The exercise: Keep only the lines of the listing that include the word "JSON", and copy them.

Collected data

************

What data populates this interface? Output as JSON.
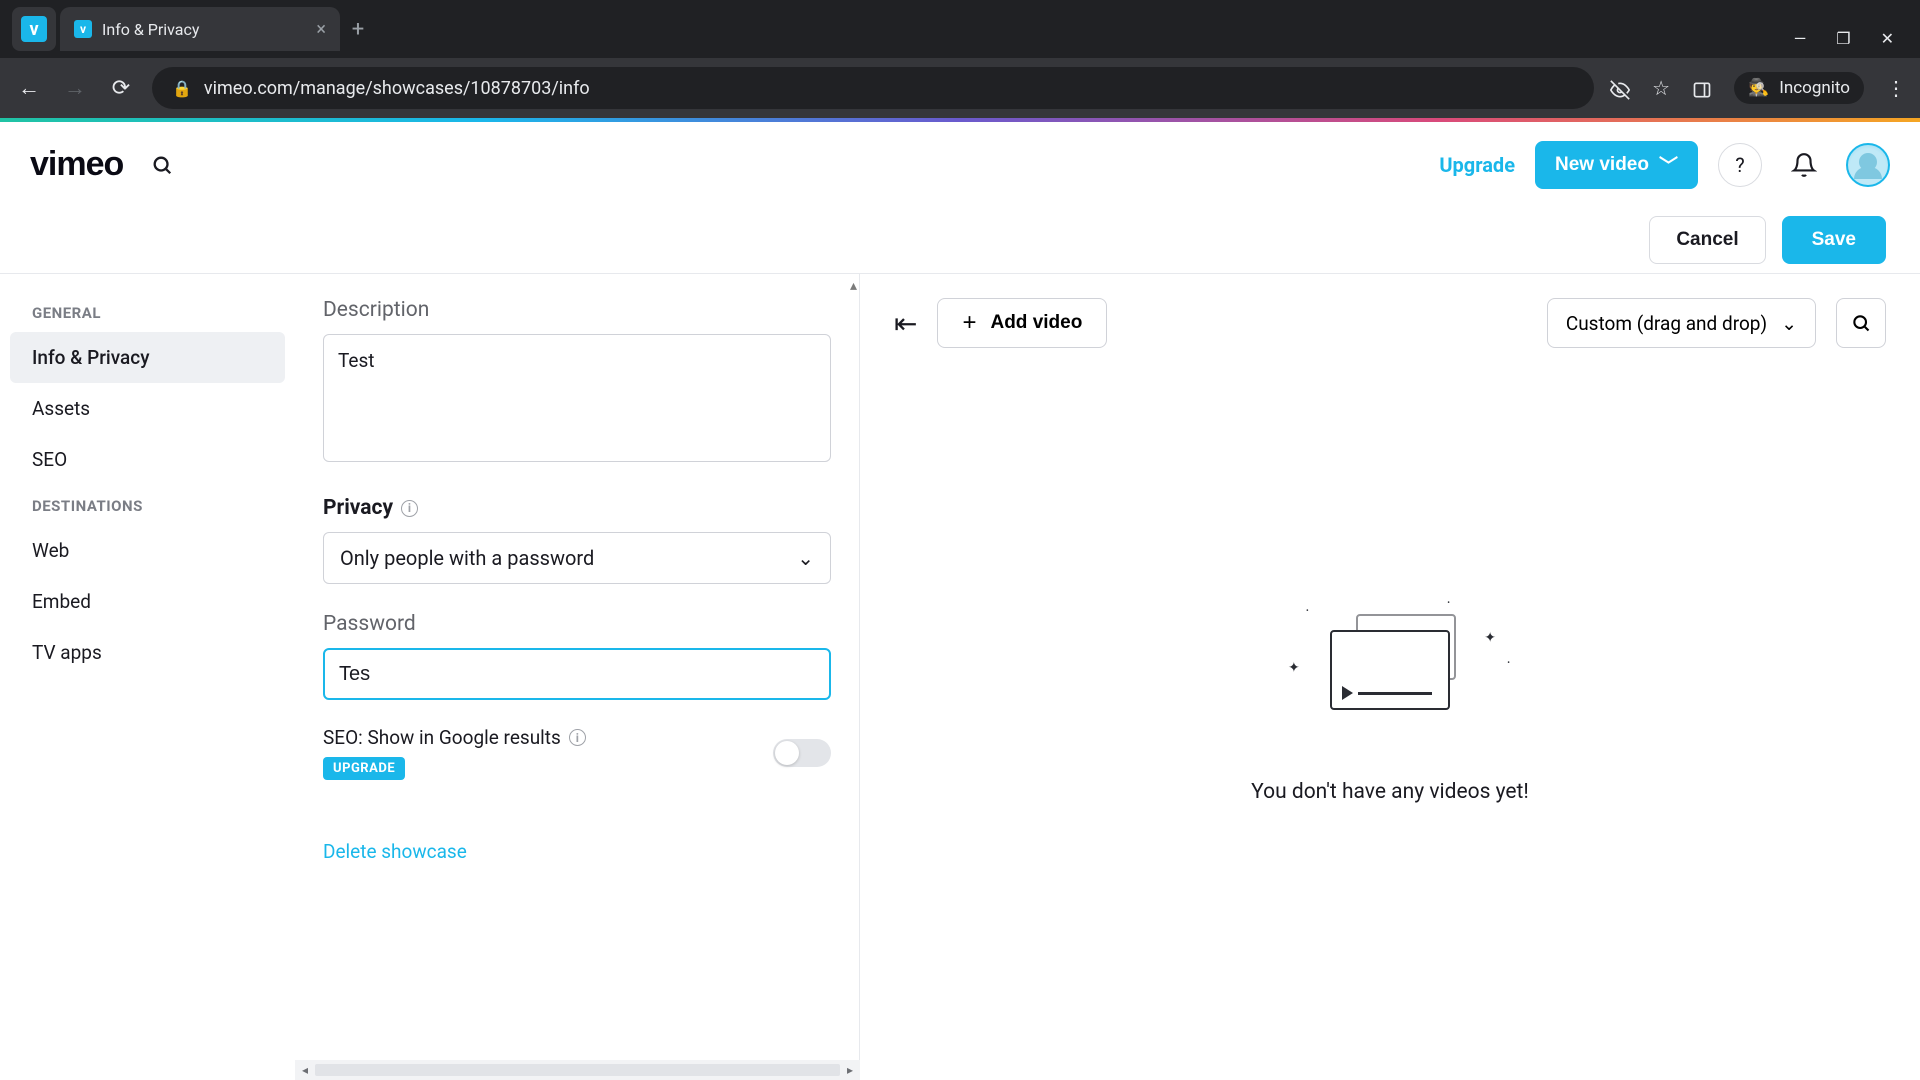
{
  "browser": {
    "tab_title": "Info & Privacy",
    "url": "vimeo.com/manage/showcases/10878703/info",
    "incognito_label": "Incognito"
  },
  "header": {
    "logo": "vimeo",
    "upgrade": "Upgrade",
    "new_video": "New video"
  },
  "actions": {
    "cancel": "Cancel",
    "save": "Save"
  },
  "sidebar": {
    "general_heading": "GENERAL",
    "destinations_heading": "DESTINATIONS",
    "items": {
      "info_privacy": "Info & Privacy",
      "assets": "Assets",
      "seo": "SEO",
      "web": "Web",
      "embed": "Embed",
      "tv_apps": "TV apps"
    }
  },
  "form": {
    "description_label": "Description",
    "description_value": "Test",
    "privacy_label": "Privacy",
    "privacy_value": "Only people with a password",
    "password_label": "Password",
    "password_value": "Tes",
    "seo_label": "SEO: Show in Google results",
    "upgrade_badge": "UPGRADE",
    "delete_link": "Delete showcase"
  },
  "preview": {
    "add_video": "Add video",
    "sort_value": "Custom (drag and drop)",
    "empty_text": "You don't have any videos yet!"
  }
}
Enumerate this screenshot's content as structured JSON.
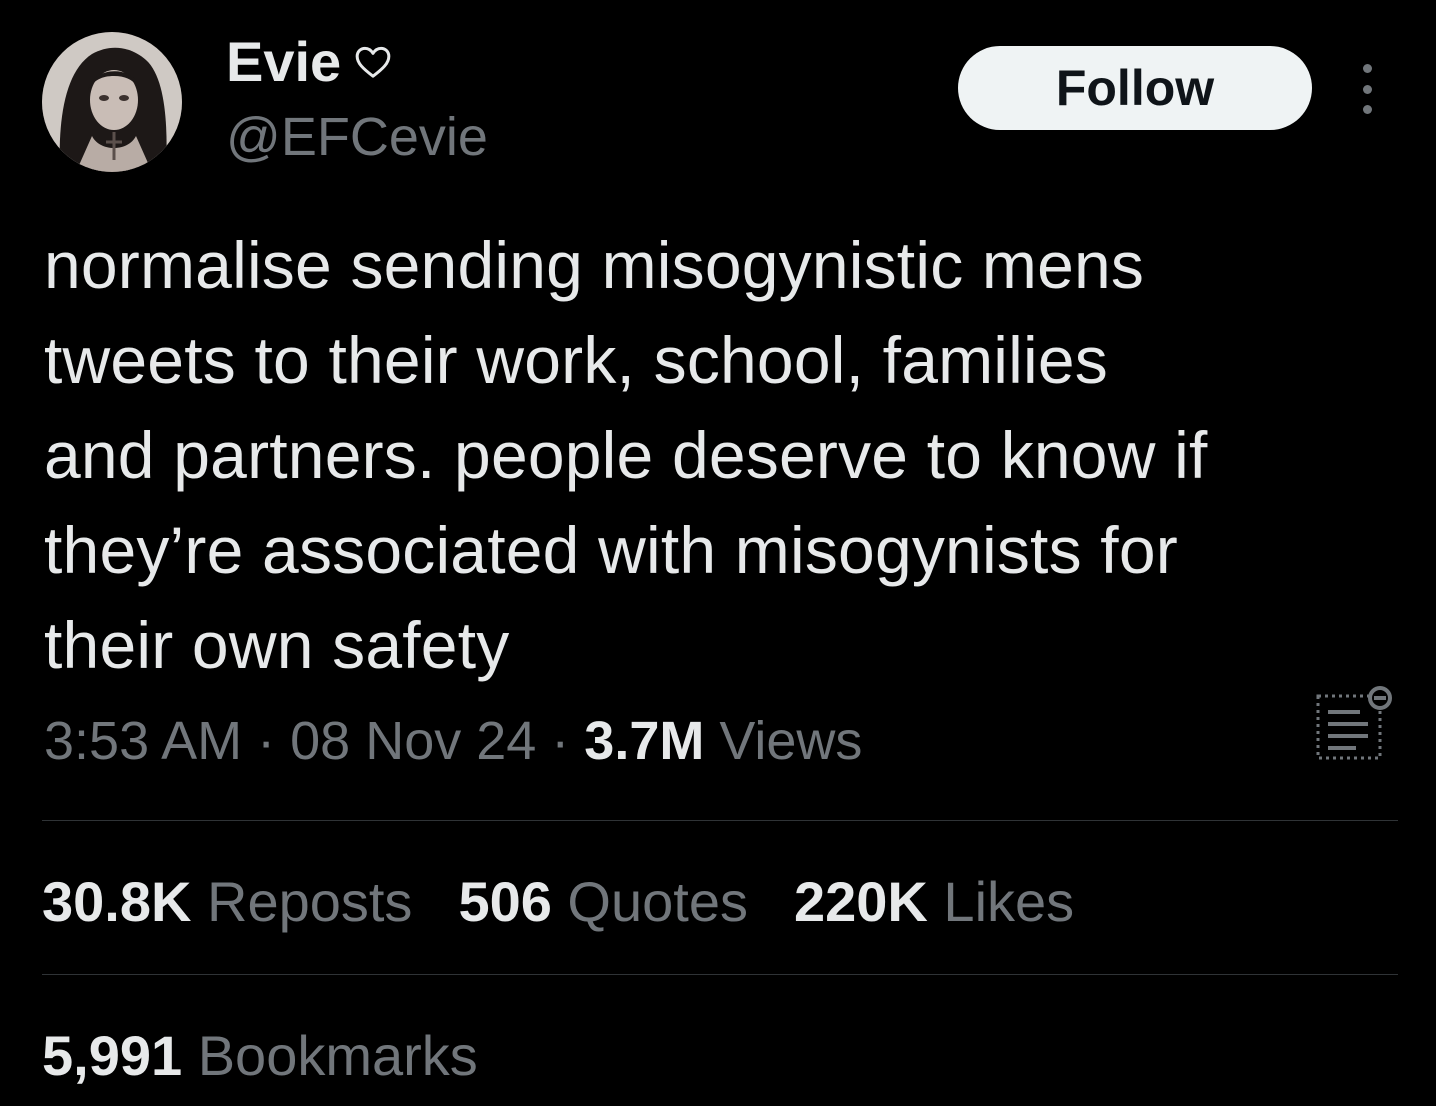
{
  "author": {
    "display_name": "Evie",
    "verified_icon": "heart-outline-icon",
    "handle": "@EFCevie"
  },
  "actions": {
    "follow_label": "Follow",
    "more_icon": "more-vertical-icon"
  },
  "tweet": {
    "text": "normalise sending misogynistic mens\ntweets to their work, school, families\nand partners. people deserve to know if\nthey’re associated with misogynists for\ntheir own safety",
    "time": "3:53 AM",
    "separator": " · ",
    "date": "08 Nov 24",
    "views_count": "3.7M",
    "views_label": " Views",
    "analytics_icon": "analytics-icon"
  },
  "stats": {
    "reposts": {
      "count": "30.8K",
      "label": " Reposts"
    },
    "quotes": {
      "count": "506",
      "label": " Quotes"
    },
    "likes": {
      "count": "220K",
      "label": " Likes"
    },
    "bookmarks": {
      "count": "5,991",
      "label": " Bookmarks"
    }
  },
  "colors": {
    "background": "#000000",
    "primary_text": "#e7e9ea",
    "secondary_text": "#71767b",
    "divider": "#2f3336",
    "follow_bg": "#eff3f4"
  }
}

************

Task solution:
What data populates this interface? Output as JSON.
Enumerate this screenshot's content as structured JSON.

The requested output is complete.